-- Set exercise --
Select and copy out every line in the records containing "properties".

[Excerpt from a dataset]

————————

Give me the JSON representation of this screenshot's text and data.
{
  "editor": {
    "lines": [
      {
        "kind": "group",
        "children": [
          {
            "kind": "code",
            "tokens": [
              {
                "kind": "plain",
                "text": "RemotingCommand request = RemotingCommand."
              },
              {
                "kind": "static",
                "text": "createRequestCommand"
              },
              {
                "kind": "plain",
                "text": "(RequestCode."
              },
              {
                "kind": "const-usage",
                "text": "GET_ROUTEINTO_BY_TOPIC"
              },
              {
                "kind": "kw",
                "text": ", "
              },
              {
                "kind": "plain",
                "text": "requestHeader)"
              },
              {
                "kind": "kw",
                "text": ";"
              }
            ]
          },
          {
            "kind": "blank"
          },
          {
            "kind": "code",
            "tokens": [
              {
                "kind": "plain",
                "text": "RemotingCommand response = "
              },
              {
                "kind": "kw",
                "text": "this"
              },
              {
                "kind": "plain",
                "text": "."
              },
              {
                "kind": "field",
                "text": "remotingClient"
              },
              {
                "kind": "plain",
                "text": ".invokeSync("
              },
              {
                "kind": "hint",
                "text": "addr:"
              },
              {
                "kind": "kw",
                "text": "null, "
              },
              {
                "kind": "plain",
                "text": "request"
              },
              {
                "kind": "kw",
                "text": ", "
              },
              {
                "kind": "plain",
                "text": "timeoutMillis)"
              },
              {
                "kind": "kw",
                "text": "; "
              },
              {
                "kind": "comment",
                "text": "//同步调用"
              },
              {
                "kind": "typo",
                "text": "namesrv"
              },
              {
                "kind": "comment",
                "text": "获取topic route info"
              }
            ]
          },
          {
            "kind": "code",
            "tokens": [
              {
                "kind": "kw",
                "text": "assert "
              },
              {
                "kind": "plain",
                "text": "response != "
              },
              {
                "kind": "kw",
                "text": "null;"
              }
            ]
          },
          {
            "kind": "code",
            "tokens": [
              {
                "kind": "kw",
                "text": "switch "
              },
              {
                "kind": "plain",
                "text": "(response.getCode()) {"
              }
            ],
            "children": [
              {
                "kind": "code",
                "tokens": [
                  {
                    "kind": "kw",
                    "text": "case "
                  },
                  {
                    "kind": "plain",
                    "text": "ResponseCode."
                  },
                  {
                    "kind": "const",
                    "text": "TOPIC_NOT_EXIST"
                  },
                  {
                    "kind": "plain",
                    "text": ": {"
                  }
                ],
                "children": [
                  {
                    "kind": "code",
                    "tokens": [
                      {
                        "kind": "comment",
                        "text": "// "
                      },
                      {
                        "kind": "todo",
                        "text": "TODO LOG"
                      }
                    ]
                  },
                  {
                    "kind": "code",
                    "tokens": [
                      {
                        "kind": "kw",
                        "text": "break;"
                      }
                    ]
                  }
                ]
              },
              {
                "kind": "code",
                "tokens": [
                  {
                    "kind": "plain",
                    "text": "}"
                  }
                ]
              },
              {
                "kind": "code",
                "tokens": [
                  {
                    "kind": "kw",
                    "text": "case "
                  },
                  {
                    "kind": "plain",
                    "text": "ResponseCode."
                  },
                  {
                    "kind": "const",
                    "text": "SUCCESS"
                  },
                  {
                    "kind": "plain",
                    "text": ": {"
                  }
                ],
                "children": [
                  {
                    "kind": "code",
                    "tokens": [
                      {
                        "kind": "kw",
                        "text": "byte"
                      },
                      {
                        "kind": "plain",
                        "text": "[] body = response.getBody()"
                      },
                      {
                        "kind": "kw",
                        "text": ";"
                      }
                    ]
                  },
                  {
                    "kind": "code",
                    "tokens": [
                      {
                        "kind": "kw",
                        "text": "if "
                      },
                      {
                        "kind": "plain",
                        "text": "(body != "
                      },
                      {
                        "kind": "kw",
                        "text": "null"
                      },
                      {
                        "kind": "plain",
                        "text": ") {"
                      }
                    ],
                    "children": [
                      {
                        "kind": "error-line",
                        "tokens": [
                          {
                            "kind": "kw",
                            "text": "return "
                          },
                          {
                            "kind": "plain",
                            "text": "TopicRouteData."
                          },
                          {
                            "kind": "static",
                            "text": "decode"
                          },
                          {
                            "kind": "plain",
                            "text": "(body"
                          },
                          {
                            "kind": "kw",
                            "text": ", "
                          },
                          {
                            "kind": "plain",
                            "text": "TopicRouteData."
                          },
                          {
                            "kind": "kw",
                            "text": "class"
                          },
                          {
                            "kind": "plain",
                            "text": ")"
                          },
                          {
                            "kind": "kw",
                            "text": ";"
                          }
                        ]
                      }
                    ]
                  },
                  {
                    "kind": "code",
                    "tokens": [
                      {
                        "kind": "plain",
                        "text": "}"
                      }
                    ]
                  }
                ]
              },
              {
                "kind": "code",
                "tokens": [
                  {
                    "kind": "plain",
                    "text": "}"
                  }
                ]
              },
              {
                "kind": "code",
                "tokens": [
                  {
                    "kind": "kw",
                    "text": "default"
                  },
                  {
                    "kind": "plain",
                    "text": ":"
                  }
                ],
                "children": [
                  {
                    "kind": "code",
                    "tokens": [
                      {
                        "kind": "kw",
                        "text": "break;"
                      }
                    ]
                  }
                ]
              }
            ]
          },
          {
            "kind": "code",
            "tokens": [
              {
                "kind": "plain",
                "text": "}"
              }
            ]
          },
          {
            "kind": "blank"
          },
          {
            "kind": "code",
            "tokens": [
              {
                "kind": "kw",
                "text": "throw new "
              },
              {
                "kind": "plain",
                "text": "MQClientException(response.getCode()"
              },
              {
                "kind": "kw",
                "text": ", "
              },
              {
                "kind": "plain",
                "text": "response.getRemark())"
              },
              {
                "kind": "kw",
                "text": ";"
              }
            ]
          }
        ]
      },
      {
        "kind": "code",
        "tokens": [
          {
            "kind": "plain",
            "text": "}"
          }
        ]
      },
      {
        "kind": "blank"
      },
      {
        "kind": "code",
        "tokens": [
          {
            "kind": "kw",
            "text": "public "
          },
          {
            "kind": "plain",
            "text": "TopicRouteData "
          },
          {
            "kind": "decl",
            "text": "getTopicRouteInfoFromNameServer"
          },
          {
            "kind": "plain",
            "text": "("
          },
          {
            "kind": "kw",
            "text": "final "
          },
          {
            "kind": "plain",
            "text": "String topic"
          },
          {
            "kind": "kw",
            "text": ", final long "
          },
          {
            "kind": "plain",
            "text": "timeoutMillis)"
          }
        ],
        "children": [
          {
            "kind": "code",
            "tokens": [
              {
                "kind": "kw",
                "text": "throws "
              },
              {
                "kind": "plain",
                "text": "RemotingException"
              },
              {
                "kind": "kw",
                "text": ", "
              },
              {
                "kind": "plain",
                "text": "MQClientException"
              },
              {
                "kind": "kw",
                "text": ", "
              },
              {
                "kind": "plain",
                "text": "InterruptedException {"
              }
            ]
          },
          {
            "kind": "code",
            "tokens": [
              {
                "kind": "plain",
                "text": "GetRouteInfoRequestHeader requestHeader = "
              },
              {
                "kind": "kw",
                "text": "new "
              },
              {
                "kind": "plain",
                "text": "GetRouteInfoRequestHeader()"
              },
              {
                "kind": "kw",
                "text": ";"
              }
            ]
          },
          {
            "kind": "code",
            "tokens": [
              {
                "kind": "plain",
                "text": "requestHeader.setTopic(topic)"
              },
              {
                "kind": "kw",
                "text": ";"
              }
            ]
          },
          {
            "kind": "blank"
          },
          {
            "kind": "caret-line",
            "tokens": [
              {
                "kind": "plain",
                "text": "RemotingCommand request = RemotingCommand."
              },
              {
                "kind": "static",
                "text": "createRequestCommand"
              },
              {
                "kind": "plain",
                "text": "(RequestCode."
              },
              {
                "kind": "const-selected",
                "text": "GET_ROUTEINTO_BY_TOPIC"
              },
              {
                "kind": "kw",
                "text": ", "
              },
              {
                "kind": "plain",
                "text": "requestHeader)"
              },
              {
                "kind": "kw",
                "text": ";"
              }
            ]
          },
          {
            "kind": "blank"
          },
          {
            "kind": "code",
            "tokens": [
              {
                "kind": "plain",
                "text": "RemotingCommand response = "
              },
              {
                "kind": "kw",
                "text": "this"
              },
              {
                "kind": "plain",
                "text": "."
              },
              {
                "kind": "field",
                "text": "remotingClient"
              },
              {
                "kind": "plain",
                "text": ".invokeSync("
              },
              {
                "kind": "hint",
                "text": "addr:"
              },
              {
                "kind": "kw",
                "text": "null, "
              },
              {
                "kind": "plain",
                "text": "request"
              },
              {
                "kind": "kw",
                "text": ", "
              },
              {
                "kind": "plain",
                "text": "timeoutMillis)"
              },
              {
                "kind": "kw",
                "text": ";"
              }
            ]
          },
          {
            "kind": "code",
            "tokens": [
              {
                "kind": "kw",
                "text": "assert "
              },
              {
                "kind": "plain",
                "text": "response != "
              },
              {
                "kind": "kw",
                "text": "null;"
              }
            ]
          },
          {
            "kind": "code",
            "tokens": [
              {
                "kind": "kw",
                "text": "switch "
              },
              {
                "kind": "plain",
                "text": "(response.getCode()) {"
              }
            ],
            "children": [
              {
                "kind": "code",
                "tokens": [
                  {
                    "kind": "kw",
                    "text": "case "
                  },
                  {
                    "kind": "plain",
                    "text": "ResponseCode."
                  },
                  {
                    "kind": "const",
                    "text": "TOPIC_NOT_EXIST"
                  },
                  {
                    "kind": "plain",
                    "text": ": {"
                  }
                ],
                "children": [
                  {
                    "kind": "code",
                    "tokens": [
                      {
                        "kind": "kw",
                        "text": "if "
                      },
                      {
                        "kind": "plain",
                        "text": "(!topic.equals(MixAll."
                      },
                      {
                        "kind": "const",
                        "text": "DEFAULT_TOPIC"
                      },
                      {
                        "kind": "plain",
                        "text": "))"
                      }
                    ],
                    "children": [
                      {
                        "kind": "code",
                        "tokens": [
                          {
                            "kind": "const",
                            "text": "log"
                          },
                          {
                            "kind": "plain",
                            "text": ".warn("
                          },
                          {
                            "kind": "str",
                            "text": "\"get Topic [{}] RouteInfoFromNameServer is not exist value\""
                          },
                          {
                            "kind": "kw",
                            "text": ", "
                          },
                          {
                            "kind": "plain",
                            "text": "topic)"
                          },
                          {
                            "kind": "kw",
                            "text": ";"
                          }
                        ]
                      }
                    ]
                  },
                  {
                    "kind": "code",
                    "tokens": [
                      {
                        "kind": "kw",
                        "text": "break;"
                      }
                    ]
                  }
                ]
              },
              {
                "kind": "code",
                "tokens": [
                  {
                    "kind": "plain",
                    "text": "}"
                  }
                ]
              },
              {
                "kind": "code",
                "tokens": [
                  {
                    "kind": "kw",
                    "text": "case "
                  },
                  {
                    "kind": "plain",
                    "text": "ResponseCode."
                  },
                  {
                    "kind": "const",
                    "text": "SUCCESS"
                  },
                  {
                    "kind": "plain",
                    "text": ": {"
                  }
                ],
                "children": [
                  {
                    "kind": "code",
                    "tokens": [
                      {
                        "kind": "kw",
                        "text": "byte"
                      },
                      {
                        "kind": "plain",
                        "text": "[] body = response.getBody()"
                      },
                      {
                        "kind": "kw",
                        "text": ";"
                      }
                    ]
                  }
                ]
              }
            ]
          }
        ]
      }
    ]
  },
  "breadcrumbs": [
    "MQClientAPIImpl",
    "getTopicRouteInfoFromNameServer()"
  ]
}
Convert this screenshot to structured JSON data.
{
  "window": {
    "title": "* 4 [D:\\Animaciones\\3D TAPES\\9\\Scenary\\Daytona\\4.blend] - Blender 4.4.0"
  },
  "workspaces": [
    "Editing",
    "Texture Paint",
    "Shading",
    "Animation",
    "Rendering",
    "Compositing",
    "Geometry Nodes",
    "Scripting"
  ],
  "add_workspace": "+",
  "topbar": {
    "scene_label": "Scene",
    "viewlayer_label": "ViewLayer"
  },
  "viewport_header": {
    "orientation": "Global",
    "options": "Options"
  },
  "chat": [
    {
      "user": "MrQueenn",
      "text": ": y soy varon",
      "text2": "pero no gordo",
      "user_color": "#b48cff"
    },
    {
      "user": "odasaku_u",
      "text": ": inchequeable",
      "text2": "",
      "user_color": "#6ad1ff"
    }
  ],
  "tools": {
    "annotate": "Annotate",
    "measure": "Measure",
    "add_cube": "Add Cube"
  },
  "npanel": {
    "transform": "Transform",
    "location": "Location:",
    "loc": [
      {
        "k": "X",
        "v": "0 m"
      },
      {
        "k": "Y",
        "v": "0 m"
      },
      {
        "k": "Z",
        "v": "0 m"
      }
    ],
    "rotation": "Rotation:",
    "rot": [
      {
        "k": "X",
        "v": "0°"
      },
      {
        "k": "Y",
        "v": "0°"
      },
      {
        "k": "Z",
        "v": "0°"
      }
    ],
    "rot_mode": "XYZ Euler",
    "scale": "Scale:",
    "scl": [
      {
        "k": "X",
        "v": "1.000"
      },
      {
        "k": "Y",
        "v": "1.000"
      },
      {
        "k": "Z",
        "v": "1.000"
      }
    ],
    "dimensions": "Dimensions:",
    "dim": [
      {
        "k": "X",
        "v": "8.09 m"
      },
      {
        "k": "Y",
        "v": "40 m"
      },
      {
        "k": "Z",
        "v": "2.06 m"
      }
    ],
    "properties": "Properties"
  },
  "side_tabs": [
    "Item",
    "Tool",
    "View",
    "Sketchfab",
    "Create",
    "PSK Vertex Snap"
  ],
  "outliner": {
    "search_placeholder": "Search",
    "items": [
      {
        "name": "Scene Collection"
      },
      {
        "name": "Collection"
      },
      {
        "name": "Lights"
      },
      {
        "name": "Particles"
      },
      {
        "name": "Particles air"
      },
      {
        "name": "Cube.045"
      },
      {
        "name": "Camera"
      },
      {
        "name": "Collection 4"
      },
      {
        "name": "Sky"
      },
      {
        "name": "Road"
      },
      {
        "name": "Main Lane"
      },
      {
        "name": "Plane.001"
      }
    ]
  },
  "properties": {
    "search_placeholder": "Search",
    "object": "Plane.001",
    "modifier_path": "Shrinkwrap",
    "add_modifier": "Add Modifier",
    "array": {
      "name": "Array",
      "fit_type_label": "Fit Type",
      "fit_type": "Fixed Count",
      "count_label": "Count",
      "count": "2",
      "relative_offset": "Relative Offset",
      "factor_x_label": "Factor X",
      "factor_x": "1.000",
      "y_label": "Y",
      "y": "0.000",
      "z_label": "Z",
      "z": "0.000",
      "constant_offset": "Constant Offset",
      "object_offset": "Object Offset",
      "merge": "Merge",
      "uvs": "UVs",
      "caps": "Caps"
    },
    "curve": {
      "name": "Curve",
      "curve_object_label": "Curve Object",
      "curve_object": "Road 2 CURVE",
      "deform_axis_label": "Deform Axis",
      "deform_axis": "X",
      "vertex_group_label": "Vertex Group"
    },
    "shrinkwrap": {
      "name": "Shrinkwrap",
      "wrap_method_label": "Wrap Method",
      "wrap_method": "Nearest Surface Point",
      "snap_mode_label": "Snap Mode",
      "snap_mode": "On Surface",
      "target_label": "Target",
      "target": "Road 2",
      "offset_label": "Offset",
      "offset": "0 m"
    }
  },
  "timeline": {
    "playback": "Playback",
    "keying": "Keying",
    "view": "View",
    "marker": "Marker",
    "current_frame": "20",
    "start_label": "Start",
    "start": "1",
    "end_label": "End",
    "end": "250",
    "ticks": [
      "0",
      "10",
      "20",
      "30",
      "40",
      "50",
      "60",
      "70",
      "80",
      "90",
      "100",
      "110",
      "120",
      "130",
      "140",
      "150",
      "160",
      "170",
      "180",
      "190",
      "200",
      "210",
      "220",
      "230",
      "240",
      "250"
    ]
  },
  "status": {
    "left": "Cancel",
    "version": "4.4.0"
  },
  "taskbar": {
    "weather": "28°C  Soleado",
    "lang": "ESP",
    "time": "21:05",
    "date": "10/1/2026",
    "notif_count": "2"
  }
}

————————

-- Completed exercise --
    "properties": "Properties"
  "properties": {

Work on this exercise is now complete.